Problem requirements
From the material below, list every line containing "with".

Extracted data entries
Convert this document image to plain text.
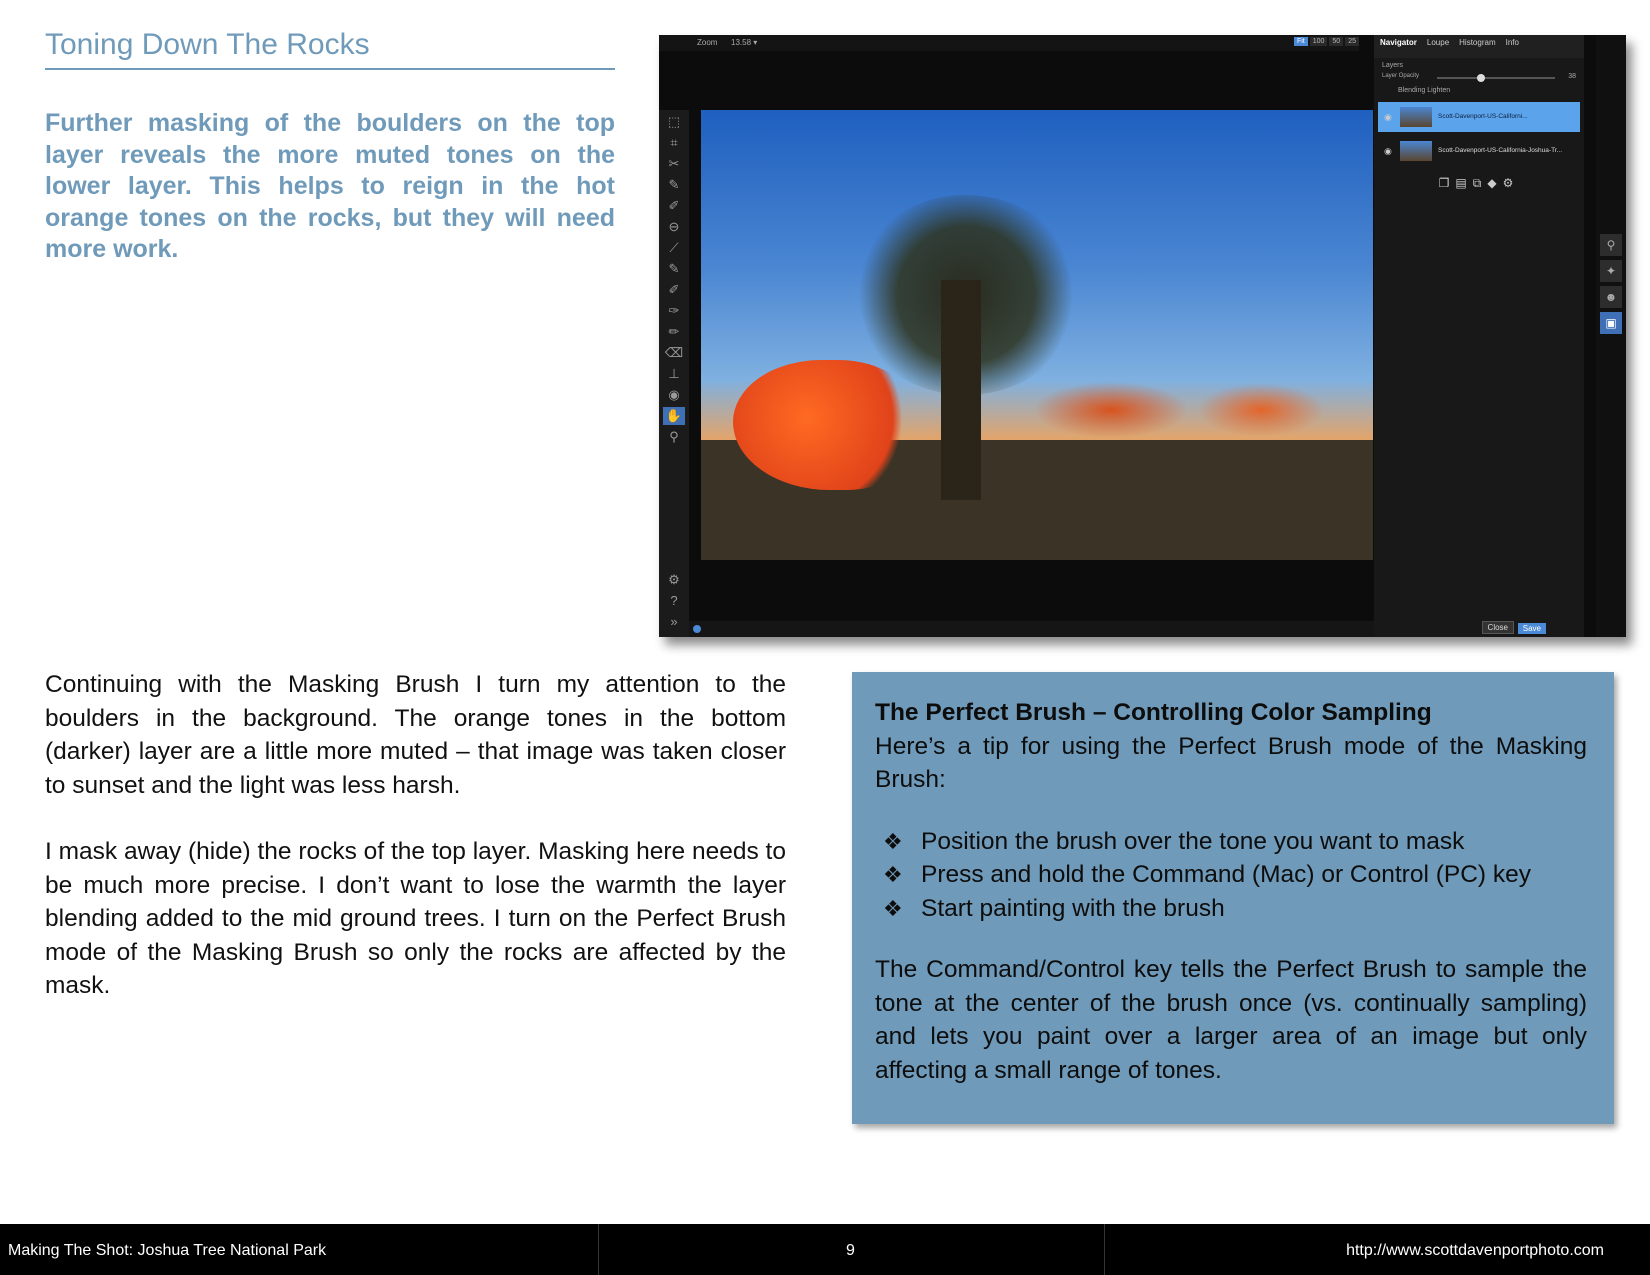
Toning Down The Rocks
Further masking of the boulders on the top layer reveals the more muted tones on the lower layer. This helps to reign in the hot orange tones on the rocks, but they will need more work.
Zoom 13.58 ▾	Fit	100	50	25
⬚
⌗
✂
✎
✐
⊖
⟋
✎
✐
✑
✏
⌫
⊥
◉
✋
⚲
⚙
?
»
Navigator Loupe Histogram Info
Layers
Layer Opacity	38
Blending Lighten
◉	Scott-Davenport-US-Californi...
◉	Scott-Davenport-US-California-Joshua-Tr...
❐▤⧉◆⚙
⚲
✦
☻
▣
Close	Save
Continuing with the Masking Brush I turn my attention to the boulders in the background. The orange tones in the bottom (darker) layer are a little more muted – that image was taken closer to sunset and the light was less harsh.
I mask away (hide) the rocks of the top layer. Masking here needs to be much more precise. I don’t want to lose the warmth the layer blending added to the mid ground trees. I turn on the Perfect Brush mode of the Masking Brush so only the rocks are affected by the mask.
The Perfect Brush – Controlling Color Sampling
Here’s a tip for using the Perfect Brush mode of the Masking Brush:
❖ Position the brush over the tone you want to mask
❖ Press and hold the Command (Mac) or Control (PC) key
❖ Start painting with the brush
The Command/Control key tells the Perfect Brush to sample the tone at the center of the brush once (vs. continually sampling) and lets you paint over a larger area of an image but only affecting a small range of tones.
Making The Shot: Joshua Tree National Park	9	http://www.scottdavenportphoto.com
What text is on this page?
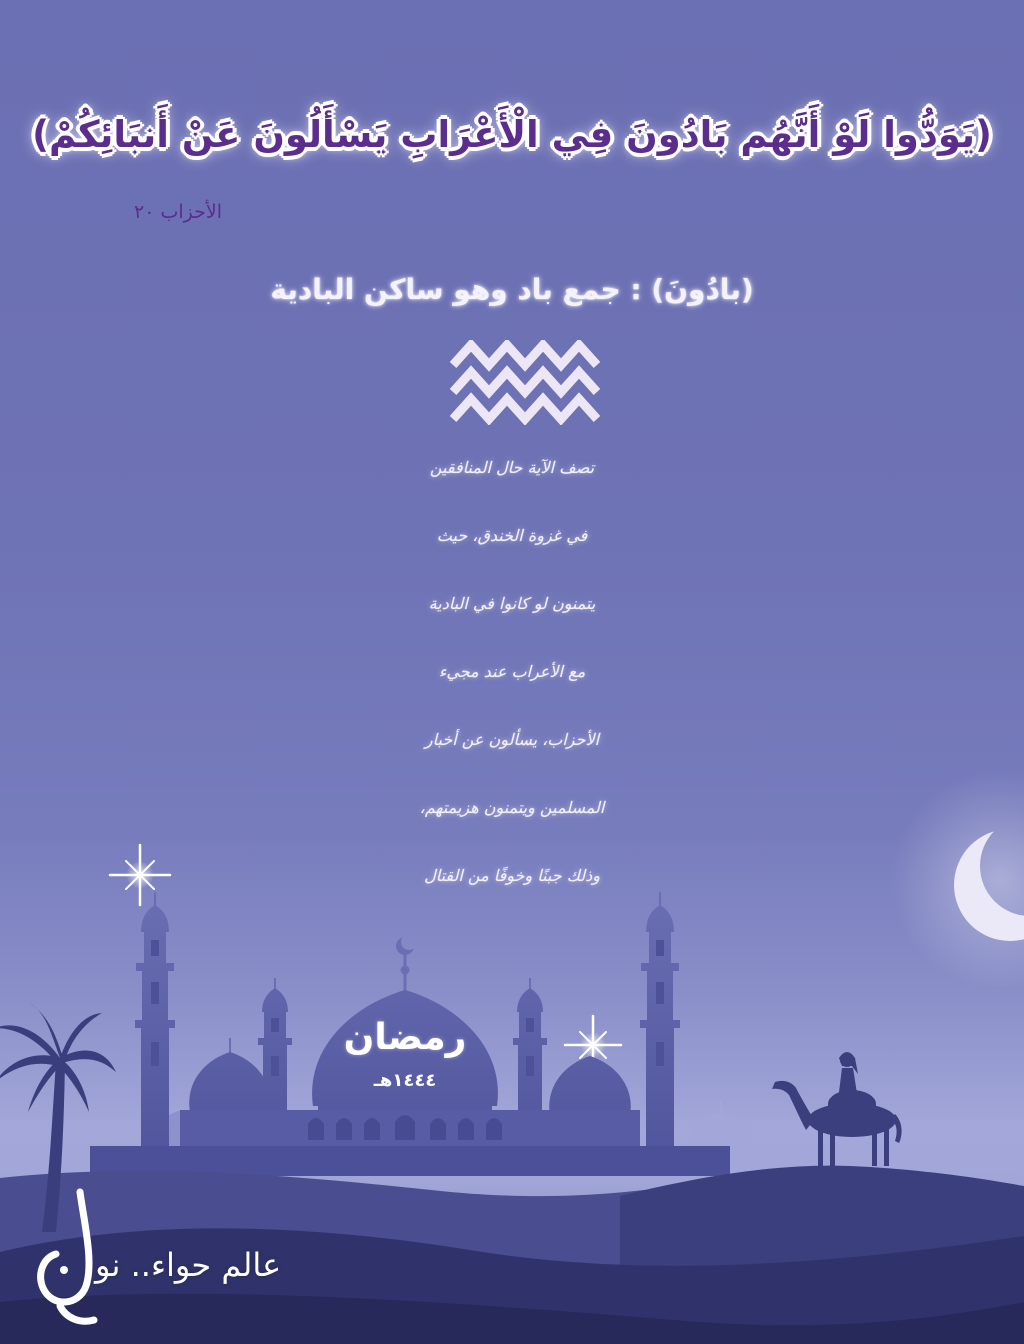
(يَوَدُّوا لَوْ أَنَّهُم بَادُونَ فِي الْأَعْرَابِ يَسْأَلُونَ عَنْ أَنبَائِكُمْ)
الأحزاب ٢٠
(بادُونَ) : جمع باد وهو ساكن البادية
تصف الآية حال المنافقين
في غزوة الخندق، حيث
يتمنون لو كانوا في البادية
مع الأعراب عند مجيء
الأحزاب، يسألون عن أخبار
المسلمين ويتمنون هزيمتهم،
وذلك جبنًا وخوفًا من القتال
رمضان
١٤٤٤هـ
عالم حواء.. نو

Solution for this exercise
Continuing with the Masking Brush I turn my attention to the boulders in the background. The orange tones in the bottom (darker) layer are a little more muted – that image was taken closer to sunset and the light was less harsh.
❖ Start painting with the brush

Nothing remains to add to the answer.